- Source records:
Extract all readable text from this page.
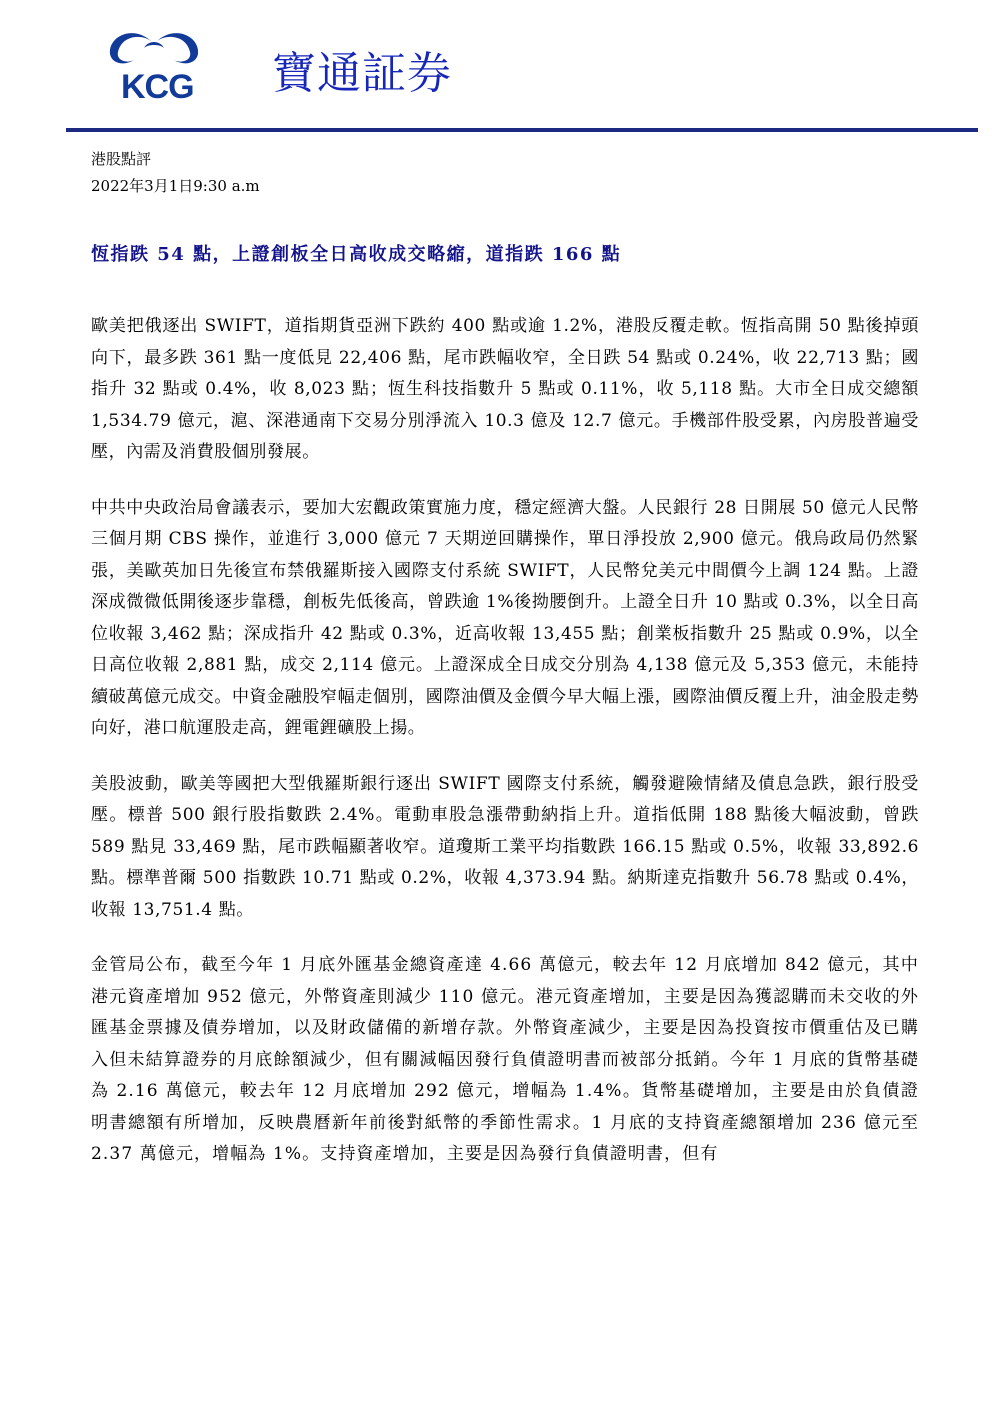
KCG 寶通証券
港股點評
2022年3月1日9:30 a.m
恆指跌 54 點，上證創板全日高收成交略縮，道指跌 166 點

歐美把俄逐出 SWIFT，道指期貨亞洲下跌約 400 點或逾 1.2%，港股反覆走軟。恆指高開 50 點後掉頭向下，最多跌 361 點一度低見 22,406 點，尾市跌幅收窄，全日跌 54 點或 0.24%，收 22,713 點；國指升 32 點或 0.4%，收 8,023 點；恆生科技指數升 5 點或 0.11%，收 5,118 點。大市全日成交總額 1,534.79 億元，滬、深港通南下交易分別淨流入 10.3 億及 12.7 億元。手機部件股受累，內房股普遍受壓，內需及消費股個別發展。

中共中央政治局會議表示，要加大宏觀政策實施力度，穩定經濟大盤。人民銀行 28 日開展 50 億元人民幣三個月期 CBS 操作，並進行 3,000 億元 7 天期逆回購操作，單日淨投放 2,900 億元。俄烏政局仍然緊張，美歐英加日先後宣布禁俄羅斯接入國際支付系統 SWIFT，人民幣兌美元中間價今上調 124 點。上證深成微微低開後逐步靠穩，創板先低後高，曾跌逾 1%後拗腰倒升。上證全日升 10 點或 0.3%，以全日高位收報 3,462 點；深成指升 42 點或 0.3%，近高收報 13,455 點；創業板指數升 25 點或 0.9%，以全日高位收報 2,881 點，成交 2,114 億元。上證深成全日成交分別為 4,138 億元及 5,353 億元，未能持續破萬億元成交。中資金融股窄幅走個別，國際油價及金價今早大幅上漲，國際油價反覆上升，油金股走勢向好，港口航運股走高，鋰電鋰礦股上揚。

美股波動，歐美等國把大型俄羅斯銀行逐出 SWIFT 國際支付系統，觸發避險情緒及債息急跌，銀行股受壓。標普 500 銀行股指數跌 2.4%。電動車股急漲帶動納指上升。道指低開 188 點後大幅波動，曾跌 589 點見 33,469 點，尾市跌幅顯著收窄。道瓊斯工業平均指數跌 166.15 點或 0.5%，收報 33,892.6 點。標準普爾 500 指數跌 10.71 點或 0.2%，收報 4,373.94 點。納斯達克指數升 56.78 點或 0.4%，收報 13,751.4 點。

金管局公布，截至今年 1 月底外匯基金總資產達 4.66 萬億元，較去年 12 月底增加 842 億元，其中港元資產增加 952 億元，外幣資產則減少 110 億元。港元資產增加，主要是因為獲認購而未交收的外匯基金票據及債券增加，以及財政儲備的新增存款。外幣資產減少，主要是因為投資按市價重估及已購入但未結算證券的月底餘額減少，但有關減幅因發行負債證明書而被部分抵銷。今年 1 月底的貨幣基礎為 2.16 萬億元，較去年 12 月底增加 292 億元，增幅為 1.4%。貨幣基礎增加，主要是由於負債證明書總額有所增加，反映農曆新年前後對紙幣的季節性需求。1 月底的支持資產總額增加 236 億元至 2.37 萬億元，增幅為 1%。支持資產增加，主要是因為發行負債證明書，但有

- Instructions for the task:
Every record gets retyped exactly; no picture goes into the copy.

- Finished answer:
Extract all readable text from this page.
KCG 寶通証券
港股點評
2022年3月1日9:30 a.m
恆指跌 54 點，上證創板全日高收成交略縮，道指跌 166 點

歐美把俄逐出 SWIFT，道指期貨亞洲下跌約 400 點或逾 1.2%，港股反覆走軟。恆指高開 50 點後掉頭向下，最多跌 361 點一度低見 22,406 點，尾市跌幅收窄，全日跌 54 點或 0.24%，收 22,713 點；國指升 32 點或 0.4%，收 8,023 點；恆生科技指數升 5 點或 0.11%，收 5,118 點。大市全日成交總額 1,534.79 億元，滬、深港通南下交易分別淨流入 10.3 億及 12.7 億元。手機部件股受累，內房股普遍受壓，內需及消費股個別發展。

中共中央政治局會議表示，要加大宏觀政策實施力度，穩定經濟大盤。人民銀行 28 日開展 50 億元人民幣三個月期 CBS 操作，並進行 3,000 億元 7 天期逆回購操作，單日淨投放 2,900 億元。俄烏政局仍然緊張，美歐英加日先後宣布禁俄羅斯接入國際支付系統 SWIFT，人民幣兌美元中間價今上調 124 點。上證深成微微低開後逐步靠穩，創板先低後高，曾跌逾 1%後拗腰倒升。上證全日升 10 點或 0.3%，以全日高位收報 3,462 點；深成指升 42 點或 0.3%，近高收報 13,455 點；創業板指數升 25 點或 0.9%，以全日高位收報 2,881 點，成交 2,114 億元。上證深成全日成交分別為 4,138 億元及 5,353 億元，未能持續破萬億元成交。中資金融股窄幅走個別，國際油價及金價今早大幅上漲，國際油價反覆上升，油金股走勢向好，港口航運股走高，鋰電鋰礦股上揚。

美股波動，歐美等國把大型俄羅斯銀行逐出 SWIFT 國際支付系統，觸發避險情緒及債息急跌，銀行股受壓。標普 500 銀行股指數跌 2.4%。電動車股急漲帶動納指上升。道指低開 188 點後大幅波動，曾跌 589 點見 33,469 點，尾市跌幅顯著收窄。道瓊斯工業平均指數跌 166.15 點或 0.5%，收報 33,892.6 點。標準普爾 500 指數跌 10.71 點或 0.2%，收報 4,373.94 點。納斯達克指數升 56.78 點或 0.4%，收報 13,751.4 點。

金管局公布，截至今年 1 月底外匯基金總資產達 4.66 萬億元，較去年 12 月底增加 842 億元，其中港元資產增加 952 億元，外幣資產則減少 110 億元。港元資產增加，主要是因為獲認購而未交收的外匯基金票據及債券增加，以及財政儲備的新增存款。外幣資產減少，主要是因為投資按市價重估及已購入但未結算證券的月底餘額減少，但有關減幅因發行負債證明書而被部分抵銷。今年 1 月底的貨幣基礎為 2.16 萬億元，較去年 12 月底增加 292 億元，增幅為 1.4%。貨幣基礎增加，主要是由於負債證明書總額有所增加，反映農曆新年前後對紙幣的季節性需求。1 月底的支持資產總額增加 236 億元至 2.37 萬億元，增幅為 1%。支持資產增加，主要是因為發行負債證明書，但有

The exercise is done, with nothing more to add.